Start
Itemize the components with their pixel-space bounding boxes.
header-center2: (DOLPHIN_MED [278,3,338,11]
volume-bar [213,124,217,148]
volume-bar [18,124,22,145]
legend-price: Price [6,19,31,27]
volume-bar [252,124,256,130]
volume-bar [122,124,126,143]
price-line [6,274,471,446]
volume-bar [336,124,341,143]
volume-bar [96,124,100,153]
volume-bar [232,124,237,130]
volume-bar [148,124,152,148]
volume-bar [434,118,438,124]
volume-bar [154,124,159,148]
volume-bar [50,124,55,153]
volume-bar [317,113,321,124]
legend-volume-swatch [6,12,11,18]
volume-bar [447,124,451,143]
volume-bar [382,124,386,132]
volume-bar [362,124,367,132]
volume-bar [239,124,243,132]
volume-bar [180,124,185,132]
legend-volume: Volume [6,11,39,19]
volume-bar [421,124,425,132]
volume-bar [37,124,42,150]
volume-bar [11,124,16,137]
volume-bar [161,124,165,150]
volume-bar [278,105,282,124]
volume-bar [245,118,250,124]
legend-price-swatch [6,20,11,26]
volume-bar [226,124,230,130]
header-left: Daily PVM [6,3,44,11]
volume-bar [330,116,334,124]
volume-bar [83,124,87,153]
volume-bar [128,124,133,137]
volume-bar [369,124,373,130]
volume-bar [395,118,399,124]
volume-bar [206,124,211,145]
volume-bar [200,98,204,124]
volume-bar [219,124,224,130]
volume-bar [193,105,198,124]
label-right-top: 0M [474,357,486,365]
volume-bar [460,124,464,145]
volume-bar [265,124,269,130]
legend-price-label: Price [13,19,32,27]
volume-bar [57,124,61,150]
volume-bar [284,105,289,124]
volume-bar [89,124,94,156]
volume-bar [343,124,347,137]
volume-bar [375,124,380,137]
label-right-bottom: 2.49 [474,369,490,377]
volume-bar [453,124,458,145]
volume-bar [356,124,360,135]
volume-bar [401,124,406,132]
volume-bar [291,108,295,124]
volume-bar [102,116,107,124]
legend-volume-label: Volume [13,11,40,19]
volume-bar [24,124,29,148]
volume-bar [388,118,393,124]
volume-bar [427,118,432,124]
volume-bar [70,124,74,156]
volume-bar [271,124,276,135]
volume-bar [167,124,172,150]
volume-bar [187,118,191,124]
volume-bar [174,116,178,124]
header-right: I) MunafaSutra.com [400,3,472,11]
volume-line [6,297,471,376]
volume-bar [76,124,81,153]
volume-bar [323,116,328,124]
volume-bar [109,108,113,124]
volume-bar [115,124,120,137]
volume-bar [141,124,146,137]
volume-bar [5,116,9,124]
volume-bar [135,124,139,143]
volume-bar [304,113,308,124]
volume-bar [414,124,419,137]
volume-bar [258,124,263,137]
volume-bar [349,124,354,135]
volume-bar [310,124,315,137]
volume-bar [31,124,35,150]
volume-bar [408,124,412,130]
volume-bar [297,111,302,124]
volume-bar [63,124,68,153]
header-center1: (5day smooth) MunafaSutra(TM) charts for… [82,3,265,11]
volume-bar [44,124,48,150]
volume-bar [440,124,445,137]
End
- **Directions**:
Repeat every one of the lines above word for word, without changing, adding, or leaving out anything.

- **Expected answer**:
Itemize the components with their pixel-space bounding boxes.
header-center2: (DOLPHIN_MED [278,3,338,11]
volume-bar [213,124,217,148]
volume-bar [18,124,22,145]
legend-price: Price [6,19,31,27]
volume-bar [252,124,256,130]
volume-bar [122,124,126,143]
price-line [6,274,471,446]
volume-bar [336,124,341,143]
volume-bar [96,124,100,153]
volume-bar [232,124,237,130]
volume-bar [148,124,152,148]
volume-bar [434,118,438,124]
volume-bar [154,124,159,148]
volume-bar [50,124,55,153]
volume-bar [317,113,321,124]
legend-volume-swatch [6,12,11,18]
volume-bar [447,124,451,143]
volume-bar [382,124,386,132]
volume-bar [362,124,367,132]
volume-bar [239,124,243,132]
volume-bar [180,124,185,132]
legend-volume: Volume [6,11,39,19]
volume-bar [421,124,425,132]
volume-bar [37,124,42,150]
volume-bar [11,124,16,137]
volume-bar [161,124,165,150]
volume-bar [278,105,282,124]
volume-bar [245,118,250,124]
legend-price-swatch [6,20,11,26]
volume-bar [226,124,230,130]
header-left: Daily PVM [6,3,44,11]
volume-bar [330,116,334,124]
volume-bar [83,124,87,153]
volume-bar [128,124,133,137]
volume-bar [369,124,373,130]
volume-bar [395,118,399,124]
volume-bar [206,124,211,145]
volume-bar [200,98,204,124]
volume-bar [219,124,224,130]
volume-bar [193,105,198,124]
label-right-top: 0M [474,357,486,365]
volume-bar [460,124,464,145]
volume-bar [265,124,269,130]
legend-price-label: Price [13,19,32,27]
volume-bar [57,124,61,150]
volume-bar [284,105,289,124]
volume-bar [89,124,94,156]
volume-bar [343,124,347,137]
volume-bar [375,124,380,137]
label-right-bottom: 2.49 [474,369,490,377]
volume-bar [453,124,458,145]
volume-bar [356,124,360,135]
volume-bar [401,124,406,132]
volume-bar [291,108,295,124]
volume-bar [102,116,107,124]
legend-volume-label: Volume [13,11,40,19]
volume-bar [24,124,29,148]
volume-bar [388,118,393,124]
volume-bar [427,118,432,124]
volume-bar [70,124,74,156]
volume-bar [271,124,276,135]
volume-bar [167,124,172,150]
volume-bar [187,118,191,124]
volume-bar [174,116,178,124]
header-right: I) MunafaSutra.com [400,3,472,11]
volume-line [6,297,471,376]
volume-bar [76,124,81,153]
volume-bar [323,116,328,124]
volume-bar [109,108,113,124]
volume-bar [115,124,120,137]
volume-bar [141,124,146,137]
volume-bar [5,116,9,124]
volume-bar [135,124,139,143]
volume-bar [304,113,308,124]
volume-bar [414,124,419,137]
volume-bar [258,124,263,137]
volume-bar [349,124,354,135]
volume-bar [310,124,315,137]
volume-bar [31,124,35,150]
volume-bar [408,124,412,130]
volume-bar [297,111,302,124]
volume-bar [63,124,68,153]
header-center1: (5day smooth) MunafaSutra(TM) charts for… [82,3,265,11]
volume-bar [44,124,48,150]
volume-bar [440,124,445,137]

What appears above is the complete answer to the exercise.